• OBJETIVO DO EXERCÍCIO: Pode reproduzir fielmente o trecho da notícia sobre a petição, começando em "A petição, criada" e seguindo até "federais de ensino."?

• TEXTO DE ORIGEM:
----

Publicado em 15/05/2019 às 17h01.

Em defesa da educação, professor entrega à Câmara petição com 1,5 milhão de assinaturas

"Mais do que nunca, é preciso mostrar que a educação é o que garante o futuro do país”, diz Daniel Tourinho, professor de Filosofia da Ufba

Redação
foto: Yahisbel Adames/Change.org
foto: Yahisbel Adames/Change.org

 

O professor de filosofia da Universidade Federal da Bahia (UFBA), Daniel Tourinho Peres, está na Câmara dos Deputados com 1,5 milhão de assinaturas coletadas em um abaixo-assinado contra o bloqueio de 30% nas verbas destinadas a despesas de custeio das universidades e institutos federais.

O docente será recebido pela 1ª Secretária da Câmara dos Deputados, deputada Soraya Santos (PR-RJ), na tarde desta quarta-feira (15), Dia de Luta pela Educação e data em que o ministro da Educação, Abraham Weintraub, participa de reunião no plenário da Câmara.

A petição, criada por Daniel na plataforma Change.org, ultrapassou a marca de 1 milhão de assinaturas em poucos dias, chegando, em menos de duas semanas, a 1,5 milhão de apoiadores.

O abaixo-assinado foi aberto pelo professor, especialista em filosofia alemã, depois do anúncio feito pelo Ministério da Educação (MEC) sobre retenção no orçamento das instituições federais de ensino.   

“É um absurdo que o presidente Bolsonaro chame professores, diretores de escola, estudantes, gente que produz ciência e conhecimento para o Brasil de ‘idiotas úteis’. Mais do que nunca, é preciso mostrar que a educação é o que garante o futuro do país”, diz Tourinho.

A entrega das assinaturas será acompanhada por pesquisadores, professores e parlamentares da Comissão de Educação da Câmara, como Pedro Cunha Lima (PSDB-PB), que é presidente da Comissão, Alice Portugal (PCdoB-BA), que é vice-presidente, e Margarida Salomão (PT-MG).

O bloqueio de verbas afeta diretamente o custeio de necessidades básicas para a manutenção cotidiana das universidades e institutos, como pagamentos de contas de água e luz.

Segundo Daniel, impacta na condição de as instituições conseguirem se manter em funcionamento. “Como é que você vai ter um curso de química, se você não tem água nos laboratórios? Como você vai ter um curso noturno, com a universidade às escuras. É uma questão realmente de continuar funcionando”, explica.

De acordo com o professor, a expectativa da entrega da petição é pressionar para que o poder Legislativo saia em defesa das instituições, barrando o corte de verbas e garantindo que as universidades tenham verdadeira autonomia para executar o orçamento aprovado.

----

• TRECHOS DO MATERIAL:
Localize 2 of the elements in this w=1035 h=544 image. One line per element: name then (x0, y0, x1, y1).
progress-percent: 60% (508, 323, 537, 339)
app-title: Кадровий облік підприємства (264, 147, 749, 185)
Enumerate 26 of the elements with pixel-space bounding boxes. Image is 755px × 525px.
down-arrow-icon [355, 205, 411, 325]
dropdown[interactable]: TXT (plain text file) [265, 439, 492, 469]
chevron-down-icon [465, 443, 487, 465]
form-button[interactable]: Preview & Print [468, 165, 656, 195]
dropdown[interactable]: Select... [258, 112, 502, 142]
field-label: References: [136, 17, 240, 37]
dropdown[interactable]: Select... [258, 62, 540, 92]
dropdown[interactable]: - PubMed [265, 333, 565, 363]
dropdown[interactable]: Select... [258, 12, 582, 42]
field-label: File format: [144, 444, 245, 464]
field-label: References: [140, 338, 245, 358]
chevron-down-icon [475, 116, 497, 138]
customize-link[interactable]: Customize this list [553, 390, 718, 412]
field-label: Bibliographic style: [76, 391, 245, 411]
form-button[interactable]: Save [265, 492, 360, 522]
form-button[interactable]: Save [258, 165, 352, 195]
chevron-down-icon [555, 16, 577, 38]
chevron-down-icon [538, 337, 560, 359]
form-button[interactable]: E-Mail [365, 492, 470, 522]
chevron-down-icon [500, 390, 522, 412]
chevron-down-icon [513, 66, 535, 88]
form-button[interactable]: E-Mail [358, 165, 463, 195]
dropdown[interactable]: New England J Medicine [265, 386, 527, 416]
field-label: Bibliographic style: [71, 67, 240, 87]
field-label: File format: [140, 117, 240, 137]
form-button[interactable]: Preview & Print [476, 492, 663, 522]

----

• RESULTADO DA TAREFA:
A petição, criada por Daniel na plataforma Change.org, ultrapassou a marca de 1 milhão de assinaturas em poucos dias, chegando, em menos de duas semanas, a 1,5 milhão de apoiadores.

O abaixo-assinado foi aberto pelo professor, especialista em filosofia alemã, depois do anúncio feito pelo Ministério da Educação (MEC) sobre retenção no orçamento das instituições federais de ensino.